>> begin Extracted data

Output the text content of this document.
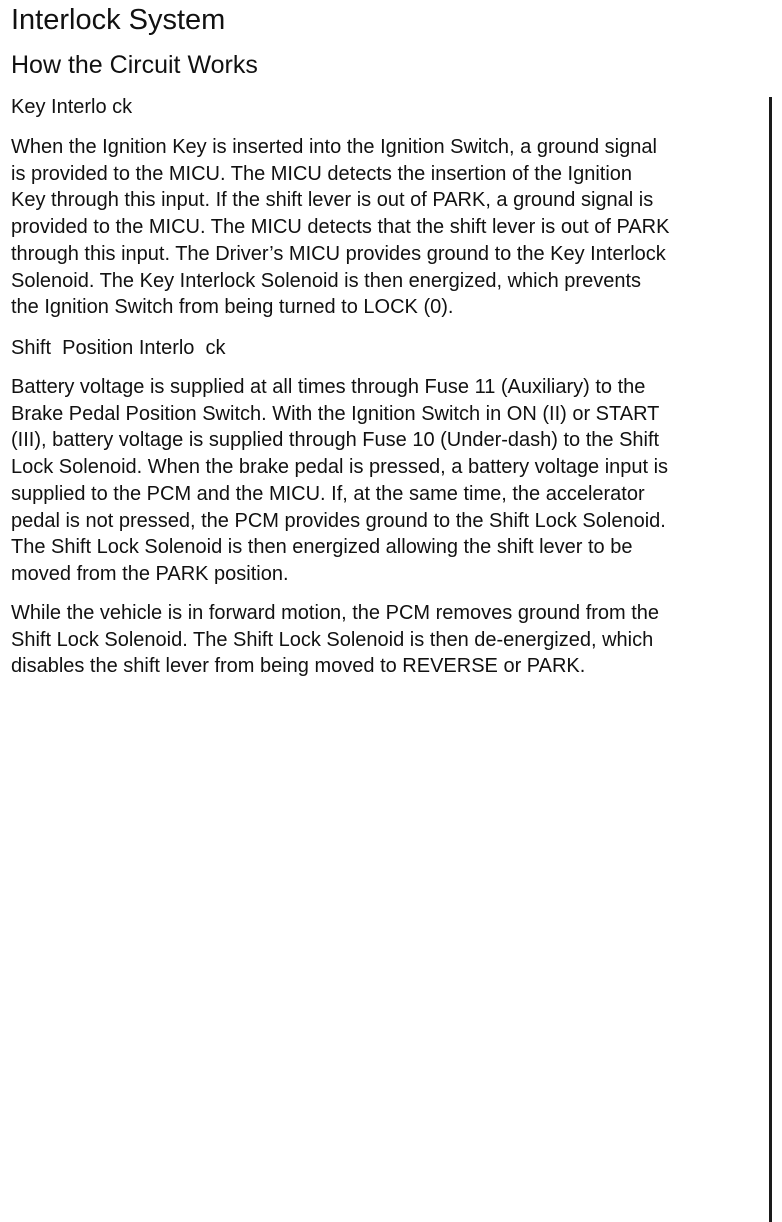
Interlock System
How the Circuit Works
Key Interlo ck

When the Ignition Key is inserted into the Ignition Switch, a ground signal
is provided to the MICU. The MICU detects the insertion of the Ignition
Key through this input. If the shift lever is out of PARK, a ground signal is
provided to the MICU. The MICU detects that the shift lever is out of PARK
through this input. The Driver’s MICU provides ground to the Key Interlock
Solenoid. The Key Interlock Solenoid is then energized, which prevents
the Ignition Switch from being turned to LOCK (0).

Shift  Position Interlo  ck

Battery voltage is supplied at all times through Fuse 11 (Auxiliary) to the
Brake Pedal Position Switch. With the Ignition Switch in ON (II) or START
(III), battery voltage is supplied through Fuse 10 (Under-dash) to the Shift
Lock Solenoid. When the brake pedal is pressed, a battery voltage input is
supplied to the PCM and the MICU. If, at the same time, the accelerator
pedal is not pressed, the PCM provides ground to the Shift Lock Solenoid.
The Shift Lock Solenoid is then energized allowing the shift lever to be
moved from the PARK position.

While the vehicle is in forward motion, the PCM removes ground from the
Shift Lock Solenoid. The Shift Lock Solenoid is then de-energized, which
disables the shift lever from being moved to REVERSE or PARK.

>> end Extracted data

What needs to be done: Retype the records exactly. Any image in them should not appear in what you write.

Expected answer:
Output the text content of this document.
Interlock System
How the Circuit Works
Key Interlo ck

When the Ignition Key is inserted into the Ignition Switch, a ground signal
is provided to the MICU. The MICU detects the insertion of the Ignition
Key through this input. If the shift lever is out of PARK, a ground signal is
provided to the MICU. The MICU detects that the shift lever is out of PARK
through this input. The Driver’s MICU provides ground to the Key Interlock
Solenoid. The Key Interlock Solenoid is then energized, which prevents
the Ignition Switch from being turned to LOCK (0).

Shift  Position Interlo  ck

Battery voltage is supplied at all times through Fuse 11 (Auxiliary) to the
Brake Pedal Position Switch. With the Ignition Switch in ON (II) or START
(III), battery voltage is supplied through Fuse 10 (Under-dash) to the Shift
Lock Solenoid. When the brake pedal is pressed, a battery voltage input is
supplied to the PCM and the MICU. If, at the same time, the accelerator
pedal is not pressed, the PCM provides ground to the Shift Lock Solenoid.
The Shift Lock Solenoid is then energized allowing the shift lever to be
moved from the PARK position.

While the vehicle is in forward motion, the PCM removes ground from the
Shift Lock Solenoid. The Shift Lock Solenoid is then de-energized, which
disables the shift lever from being moved to REVERSE or PARK.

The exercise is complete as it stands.